> GOAL
Every entry must be copied word for word.

[Data items]
★ ★ ★ ★ ★ ★ ★
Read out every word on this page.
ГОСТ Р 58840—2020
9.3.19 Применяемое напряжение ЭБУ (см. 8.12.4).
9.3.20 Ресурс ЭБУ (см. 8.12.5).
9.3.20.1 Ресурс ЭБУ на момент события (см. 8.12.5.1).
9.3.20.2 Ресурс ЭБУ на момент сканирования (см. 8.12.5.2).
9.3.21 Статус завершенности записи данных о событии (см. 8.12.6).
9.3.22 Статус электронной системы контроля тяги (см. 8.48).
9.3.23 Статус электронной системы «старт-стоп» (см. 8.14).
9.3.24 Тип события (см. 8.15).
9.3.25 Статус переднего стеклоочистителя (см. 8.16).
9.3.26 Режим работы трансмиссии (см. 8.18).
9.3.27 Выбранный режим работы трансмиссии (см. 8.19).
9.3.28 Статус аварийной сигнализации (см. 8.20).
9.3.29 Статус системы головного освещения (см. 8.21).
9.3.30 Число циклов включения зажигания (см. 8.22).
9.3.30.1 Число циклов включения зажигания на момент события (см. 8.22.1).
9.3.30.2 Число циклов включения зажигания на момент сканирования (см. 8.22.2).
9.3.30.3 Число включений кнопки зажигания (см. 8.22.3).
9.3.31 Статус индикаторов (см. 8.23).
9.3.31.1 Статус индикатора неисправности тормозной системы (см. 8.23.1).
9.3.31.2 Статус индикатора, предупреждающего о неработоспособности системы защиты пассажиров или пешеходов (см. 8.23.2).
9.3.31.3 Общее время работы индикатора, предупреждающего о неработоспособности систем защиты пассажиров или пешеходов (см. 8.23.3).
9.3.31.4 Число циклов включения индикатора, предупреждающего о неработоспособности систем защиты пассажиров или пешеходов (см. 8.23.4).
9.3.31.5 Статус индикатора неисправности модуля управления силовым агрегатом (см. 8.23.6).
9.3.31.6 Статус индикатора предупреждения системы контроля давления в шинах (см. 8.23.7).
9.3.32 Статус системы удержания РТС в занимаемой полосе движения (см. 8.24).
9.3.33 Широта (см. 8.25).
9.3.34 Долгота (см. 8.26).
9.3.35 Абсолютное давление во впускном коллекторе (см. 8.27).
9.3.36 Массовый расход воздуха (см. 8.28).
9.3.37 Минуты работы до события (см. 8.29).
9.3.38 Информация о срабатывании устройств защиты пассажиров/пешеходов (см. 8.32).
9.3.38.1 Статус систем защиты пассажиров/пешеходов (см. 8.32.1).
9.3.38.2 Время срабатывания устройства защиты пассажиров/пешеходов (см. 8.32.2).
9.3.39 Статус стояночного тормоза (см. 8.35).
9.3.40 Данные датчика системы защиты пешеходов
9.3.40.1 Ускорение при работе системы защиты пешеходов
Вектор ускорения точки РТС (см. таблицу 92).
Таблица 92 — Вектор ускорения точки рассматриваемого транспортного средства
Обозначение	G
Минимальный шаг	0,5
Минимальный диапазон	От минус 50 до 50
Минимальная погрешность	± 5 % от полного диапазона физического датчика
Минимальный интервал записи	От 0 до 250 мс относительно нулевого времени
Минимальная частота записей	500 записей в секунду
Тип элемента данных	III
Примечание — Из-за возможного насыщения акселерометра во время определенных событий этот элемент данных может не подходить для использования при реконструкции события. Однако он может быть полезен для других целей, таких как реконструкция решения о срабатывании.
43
★ ★ ★ ★ ★ ★ ★
> RESPONSE TO THE TASK
Read out every word on this page.
ГОСТ Р 58840—2020
9.3.19 Применяемое напряжение ЭБУ (см. 8.12.4).
9.3.20 Ресурс ЭБУ (см. 8.12.5).
9.3.20.1 Ресурс ЭБУ на момент события (см. 8.12.5.1).
9.3.20.2 Ресурс ЭБУ на момент сканирования (см. 8.12.5.2).
9.3.21 Статус завершенности записи данных о событии (см. 8.12.6).
9.3.22 Статус электронной системы контроля тяги (см. 8.48).
9.3.23 Статус электронной системы «старт-стоп» (см. 8.14).
9.3.24 Тип события (см. 8.15).
9.3.25 Статус переднего стеклоочистителя (см. 8.16).
9.3.26 Режим работы трансмиссии (см. 8.18).
9.3.27 Выбранный режим работы трансмиссии (см. 8.19).
9.3.28 Статус аварийной сигнализации (см. 8.20).
9.3.29 Статус системы головного освещения (см. 8.21).
9.3.30 Число циклов включения зажигания (см. 8.22).
9.3.30.1 Число циклов включения зажигания на момент события (см. 8.22.1).
9.3.30.2 Число циклов включения зажигания на момент сканирования (см. 8.22.2).
9.3.30.3 Число включений кнопки зажигания (см. 8.22.3).
9.3.31 Статус индикаторов (см. 8.23).
9.3.31.1 Статус индикатора неисправности тормозной системы (см. 8.23.1).
9.3.31.2 Статус индикатора, предупреждающего о неработоспособности системы защиты пассажиров или пешеходов (см. 8.23.2).
9.3.31.3 Общее время работы индикатора, предупреждающего о неработоспособности систем защиты пассажиров или пешеходов (см. 8.23.3).
9.3.31.4 Число циклов включения индикатора, предупреждающего о неработоспособности систем защиты пассажиров или пешеходов (см. 8.23.4).
9.3.31.5 Статус индикатора неисправности модуля управления силовым агрегатом (см. 8.23.6).
9.3.31.6 Статус индикатора предупреждения системы контроля давления в шинах (см. 8.23.7).
9.3.32 Статус системы удержания РТС в занимаемой полосе движения (см. 8.24).
9.3.33 Широта (см. 8.25).
9.3.34 Долгота (см. 8.26).
9.3.35 Абсолютное давление во впускном коллекторе (см. 8.27).
9.3.36 Массовый расход воздуха (см. 8.28).
9.3.37 Минуты работы до события (см. 8.29).
9.3.38 Информация о срабатывании устройств защиты пассажиров/пешеходов (см. 8.32).
9.3.38.1 Статус систем защиты пассажиров/пешеходов (см. 8.32.1).
9.3.38.2 Время срабатывания устройства защиты пассажиров/пешеходов (см. 8.32.2).
9.3.39 Статус стояночного тормоза (см. 8.35).
9.3.40 Данные датчика системы защиты пешеходов
9.3.40.1 Ускорение при работе системы защиты пешеходов
Вектор ускорения точки РТС (см. таблицу 92).
Таблица 92 — Вектор ускорения точки рассматриваемого транспортного средства
Обозначение	G
Минимальный шаг	0,5
Минимальный диапазон	От минус 50 до 50
Минимальная погрешность	± 5 % от полного диапазона физического датчика
Минимальный интервал записи	От 0 до 250 мс относительно нулевого времени
Минимальная частота записей	500 записей в секунду
Тип элемента данных	III
Примечание — Из-за возможного насыщения акселерометра во время определенных событий этот элемент данных может не подходить для использования при реконструкции события. Однако он может быть полезен для других целей, таких как реконструкция решения о срабатывании.
43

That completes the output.